Task statement
Copy out the entries below word for word, keeping every line as it is.

Raw entries

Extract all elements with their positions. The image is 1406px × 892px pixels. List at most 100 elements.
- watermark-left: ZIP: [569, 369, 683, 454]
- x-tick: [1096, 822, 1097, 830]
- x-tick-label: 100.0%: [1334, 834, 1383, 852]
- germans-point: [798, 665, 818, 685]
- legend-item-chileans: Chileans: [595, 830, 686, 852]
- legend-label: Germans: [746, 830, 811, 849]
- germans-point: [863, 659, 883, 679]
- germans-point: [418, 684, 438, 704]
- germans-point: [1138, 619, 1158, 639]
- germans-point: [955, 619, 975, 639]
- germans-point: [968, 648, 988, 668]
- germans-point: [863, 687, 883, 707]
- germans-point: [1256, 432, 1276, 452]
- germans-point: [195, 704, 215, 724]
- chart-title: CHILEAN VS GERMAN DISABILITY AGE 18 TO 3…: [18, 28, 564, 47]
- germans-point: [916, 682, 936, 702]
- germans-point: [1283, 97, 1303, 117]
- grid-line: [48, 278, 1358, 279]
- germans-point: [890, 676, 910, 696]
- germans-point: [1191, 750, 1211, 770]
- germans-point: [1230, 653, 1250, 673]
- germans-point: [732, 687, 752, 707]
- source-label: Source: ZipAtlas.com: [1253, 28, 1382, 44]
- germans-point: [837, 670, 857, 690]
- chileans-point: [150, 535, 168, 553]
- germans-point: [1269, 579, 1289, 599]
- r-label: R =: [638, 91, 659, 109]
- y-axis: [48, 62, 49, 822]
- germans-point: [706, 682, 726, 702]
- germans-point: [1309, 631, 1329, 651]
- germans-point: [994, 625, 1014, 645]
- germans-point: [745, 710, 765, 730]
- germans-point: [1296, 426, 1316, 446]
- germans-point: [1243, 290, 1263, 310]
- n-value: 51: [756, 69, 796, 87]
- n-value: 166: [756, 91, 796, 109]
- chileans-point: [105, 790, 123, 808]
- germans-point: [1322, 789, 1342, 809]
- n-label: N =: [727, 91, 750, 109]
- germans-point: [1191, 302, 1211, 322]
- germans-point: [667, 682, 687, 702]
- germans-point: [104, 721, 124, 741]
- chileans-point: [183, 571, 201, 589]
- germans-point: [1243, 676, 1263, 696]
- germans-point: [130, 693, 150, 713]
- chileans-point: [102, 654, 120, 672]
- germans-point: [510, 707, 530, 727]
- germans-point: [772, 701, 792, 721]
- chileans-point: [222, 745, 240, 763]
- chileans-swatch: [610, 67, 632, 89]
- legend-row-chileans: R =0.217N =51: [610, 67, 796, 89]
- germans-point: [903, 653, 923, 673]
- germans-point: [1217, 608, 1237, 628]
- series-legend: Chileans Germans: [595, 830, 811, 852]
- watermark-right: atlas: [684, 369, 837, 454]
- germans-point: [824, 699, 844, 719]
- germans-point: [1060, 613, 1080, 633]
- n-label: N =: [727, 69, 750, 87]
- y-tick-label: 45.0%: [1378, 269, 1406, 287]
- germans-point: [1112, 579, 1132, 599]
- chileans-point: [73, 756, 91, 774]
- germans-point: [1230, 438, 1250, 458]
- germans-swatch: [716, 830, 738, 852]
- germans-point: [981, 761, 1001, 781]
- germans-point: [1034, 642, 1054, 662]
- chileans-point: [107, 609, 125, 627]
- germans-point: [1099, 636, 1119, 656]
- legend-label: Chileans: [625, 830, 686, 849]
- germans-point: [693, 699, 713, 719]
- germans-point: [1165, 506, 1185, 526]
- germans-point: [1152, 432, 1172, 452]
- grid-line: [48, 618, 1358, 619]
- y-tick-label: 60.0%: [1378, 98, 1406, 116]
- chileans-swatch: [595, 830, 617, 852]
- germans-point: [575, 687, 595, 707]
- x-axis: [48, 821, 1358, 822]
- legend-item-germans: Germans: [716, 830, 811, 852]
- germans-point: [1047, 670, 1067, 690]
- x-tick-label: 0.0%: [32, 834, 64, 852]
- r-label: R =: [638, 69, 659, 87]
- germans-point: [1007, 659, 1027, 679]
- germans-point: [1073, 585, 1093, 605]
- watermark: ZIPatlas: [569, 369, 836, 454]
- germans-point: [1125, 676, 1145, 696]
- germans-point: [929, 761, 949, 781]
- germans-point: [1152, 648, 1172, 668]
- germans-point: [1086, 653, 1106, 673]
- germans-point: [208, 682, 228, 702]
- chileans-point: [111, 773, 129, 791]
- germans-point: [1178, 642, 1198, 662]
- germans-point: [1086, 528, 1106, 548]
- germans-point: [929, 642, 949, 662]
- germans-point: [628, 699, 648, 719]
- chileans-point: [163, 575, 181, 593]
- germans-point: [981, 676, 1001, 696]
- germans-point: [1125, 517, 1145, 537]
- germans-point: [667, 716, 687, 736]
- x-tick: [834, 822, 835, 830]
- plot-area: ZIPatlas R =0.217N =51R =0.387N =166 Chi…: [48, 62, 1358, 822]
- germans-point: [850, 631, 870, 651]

Exercise result
Extract all elements with their positions. The image is 1406px × 892px pixels. List at most 100 elements.
- watermark-left: ZIP: [569, 369, 683, 454]
- x-tick: [1096, 822, 1097, 830]
- x-tick-label: 100.0%: [1334, 834, 1383, 852]
- germans-point: [798, 665, 818, 685]
- legend-item-chileans: Chileans: [595, 830, 686, 852]
- legend-label: Germans: [746, 830, 811, 849]
- germans-point: [863, 659, 883, 679]
- germans-point: [418, 684, 438, 704]
- germans-point: [1138, 619, 1158, 639]
- germans-point: [955, 619, 975, 639]
- germans-point: [968, 648, 988, 668]
- germans-point: [863, 687, 883, 707]
- germans-point: [1256, 432, 1276, 452]
- germans-point: [195, 704, 215, 724]
- chart-title: CHILEAN VS GERMAN DISABILITY AGE 18 TO 3…: [18, 28, 564, 47]
- germans-point: [916, 682, 936, 702]
- germans-point: [1283, 97, 1303, 117]
- grid-line: [48, 278, 1358, 279]
- germans-point: [890, 676, 910, 696]
- germans-point: [1191, 750, 1211, 770]
- germans-point: [1230, 653, 1250, 673]
- germans-point: [732, 687, 752, 707]
- source-label: Source: ZipAtlas.com: [1253, 28, 1382, 44]
- germans-point: [837, 670, 857, 690]
- chileans-point: [150, 535, 168, 553]
- germans-point: [1269, 579, 1289, 599]
- r-label: R =: [638, 91, 659, 109]
- y-axis: [48, 62, 49, 822]
- germans-point: [706, 682, 726, 702]
- germans-point: [1309, 631, 1329, 651]
- germans-point: [994, 625, 1014, 645]
- germans-point: [745, 710, 765, 730]
- germans-point: [1296, 426, 1316, 446]
- germans-point: [1243, 290, 1263, 310]
- n-value: 51: [756, 69, 796, 87]
- n-value: 166: [756, 91, 796, 109]
- chileans-point: [105, 790, 123, 808]
- germans-point: [1322, 789, 1342, 809]
- n-label: N =: [727, 91, 750, 109]
- germans-point: [1191, 302, 1211, 322]
- germans-point: [667, 682, 687, 702]
- germans-point: [104, 721, 124, 741]
- chileans-point: [183, 571, 201, 589]
- germans-point: [1243, 676, 1263, 696]
- germans-point: [130, 693, 150, 713]
- chileans-point: [102, 654, 120, 672]
- germans-point: [510, 707, 530, 727]
- germans-point: [772, 701, 792, 721]
- chileans-point: [222, 745, 240, 763]
- chileans-swatch: [610, 67, 632, 89]
- legend-row-chileans: R =0.217N =51: [610, 67, 796, 89]
- germans-point: [903, 653, 923, 673]
- germans-point: [1217, 608, 1237, 628]
- series-legend: Chileans Germans: [595, 830, 811, 852]
- watermark-right: atlas: [684, 369, 837, 454]
- germans-point: [824, 699, 844, 719]
- germans-point: [1060, 613, 1080, 633]
- n-label: N =: [727, 69, 750, 87]
- y-tick-label: 45.0%: [1378, 269, 1406, 287]
- germans-point: [1112, 579, 1132, 599]
- chileans-point: [73, 756, 91, 774]
- germans-point: [1230, 438, 1250, 458]
- germans-swatch: [716, 830, 738, 852]
- germans-point: [981, 761, 1001, 781]
- germans-point: [1034, 642, 1054, 662]
- chileans-point: [107, 609, 125, 627]
- germans-point: [1099, 636, 1119, 656]
- legend-label: Chileans: [625, 830, 686, 849]
- germans-point: [693, 699, 713, 719]
- germans-point: [1165, 506, 1185, 526]
- germans-point: [1152, 432, 1172, 452]
- grid-line: [48, 618, 1358, 619]
- y-tick-label: 60.0%: [1378, 98, 1406, 116]
- chileans-swatch: [595, 830, 617, 852]
- germans-point: [575, 687, 595, 707]
- x-axis: [48, 821, 1358, 822]
- legend-item-germans: Germans: [716, 830, 811, 852]
- germans-point: [1047, 670, 1067, 690]
- x-tick-label: 0.0%: [32, 834, 64, 852]
- r-label: R =: [638, 69, 659, 87]
- germans-point: [1007, 659, 1027, 679]
- germans-point: [1073, 585, 1093, 605]
- watermark: ZIPatlas: [569, 369, 836, 454]
- germans-point: [1125, 676, 1145, 696]
- germans-point: [929, 761, 949, 781]
- germans-point: [1152, 648, 1172, 668]
- germans-point: [1086, 653, 1106, 673]
- germans-point: [208, 682, 228, 702]
- chileans-point: [111, 773, 129, 791]
- germans-point: [1178, 642, 1198, 662]
- germans-point: [1086, 528, 1106, 548]
- germans-point: [929, 642, 949, 662]
- germans-point: [628, 699, 648, 719]
- chileans-point: [163, 575, 181, 593]
- germans-point: [981, 676, 1001, 696]
- germans-point: [1125, 517, 1145, 537]
- germans-point: [667, 716, 687, 736]
- x-tick: [834, 822, 835, 830]
- plot-area: ZIPatlas R =0.217N =51R =0.387N =166 Chi…: [48, 62, 1358, 822]
- germans-point: [850, 631, 870, 651]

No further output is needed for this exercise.